## Required task
Spot every line with the word "icon" and return it.

## Records to process
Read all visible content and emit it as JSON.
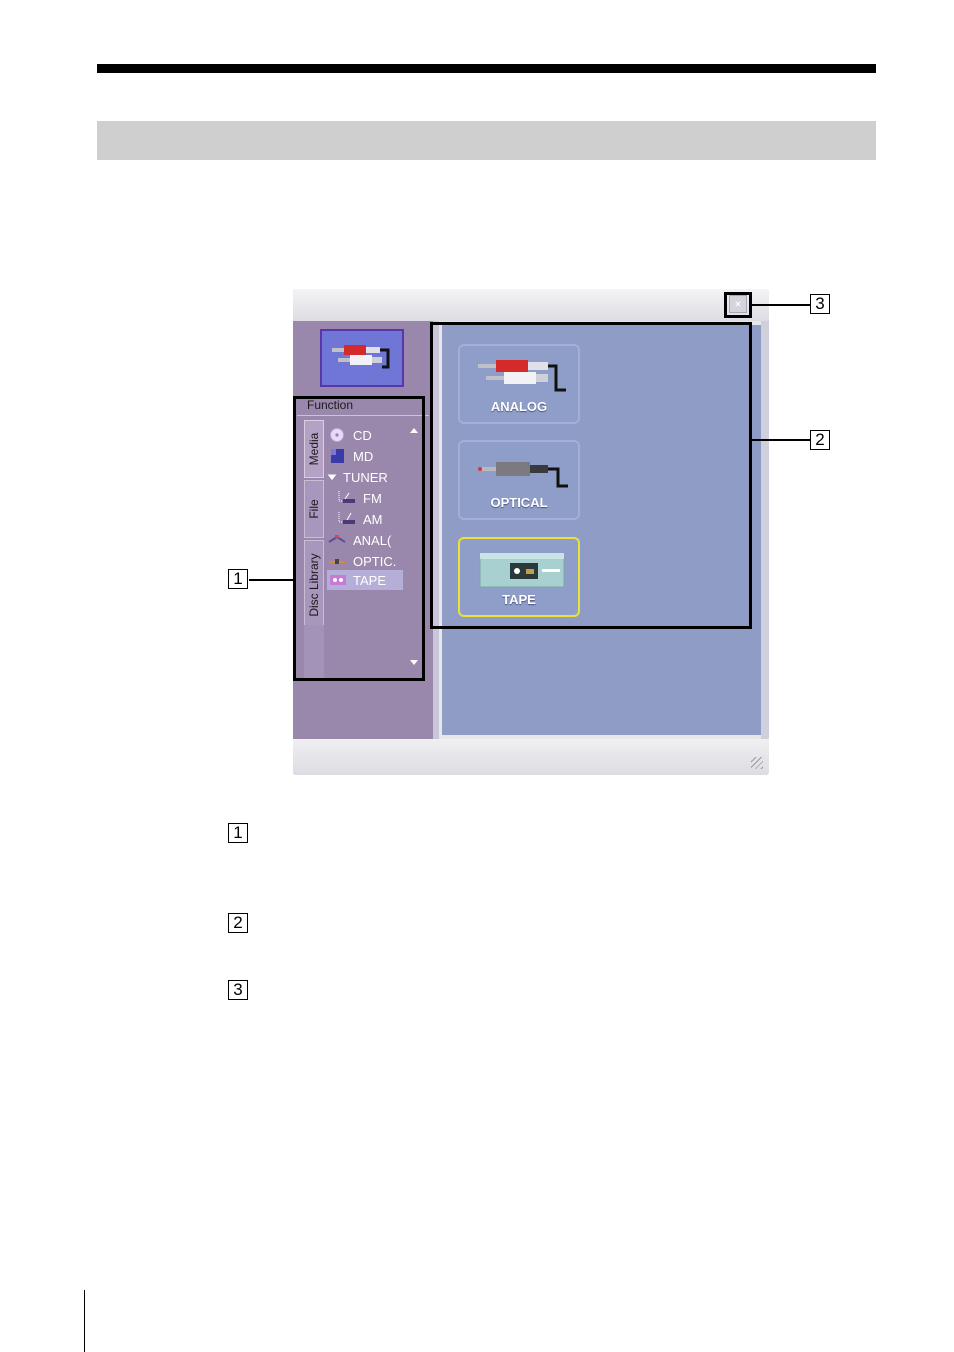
{
  "window": {
    "close_glyph": "×",
    "function_label": "Function",
    "tabs": [
      {
        "label": "Media",
        "active": true
      },
      {
        "label": "File",
        "active": false
      },
      {
        "label": "Disc Library",
        "active": false
      }
    ],
    "tree_items": [
      {
        "label": "CD",
        "icon": "cd-icon"
      },
      {
        "label": "MD",
        "icon": "md-icon"
      },
      {
        "label": "TUNER",
        "icon": "expand-triangle-icon"
      },
      {
        "label": "FM",
        "icon": "fm-antenna-icon"
      },
      {
        "label": "AM",
        "icon": "am-antenna-icon"
      },
      {
        "label": "ANAL(",
        "icon": "analog-cable-icon"
      },
      {
        "label": "OPTIC.",
        "icon": "optical-cable-icon"
      },
      {
        "label": "TAPE",
        "icon": "tape-deck-icon",
        "selected": true
      }
    ],
    "sources": [
      {
        "label": "ANALOG",
        "icon": "rca-cable-icon",
        "selected": false
      },
      {
        "label": "OPTICAL",
        "icon": "optical-cable-icon",
        "selected": false
      },
      {
        "label": "TAPE",
        "icon": "tape-deck-icon",
        "selected": true
      }
    ]
  },
  "callouts": [
    "1",
    "2",
    "3"
  ],
  "legend_numbers": [
    "1",
    "2",
    "3"
  ],
  "colors": {
    "sidebar": "#9a88ac",
    "main_pane": "#8e9cc6",
    "selection_border": "#e9e23a"
  }
}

## Solution for this exercise
        "icon": "cd-icon"
        "icon": "md-icon"
        "icon": "expand-triangle-icon"
        "icon": "fm-antenna-icon"
        "icon": "am-antenna-icon"
        "icon": "analog-cable-icon"
        "icon": "optical-cable-icon"
        "icon": "tape-deck-icon",
        "icon": "rca-cable-icon",
        "icon": "optical-cable-icon",
        "icon": "tape-deck-icon",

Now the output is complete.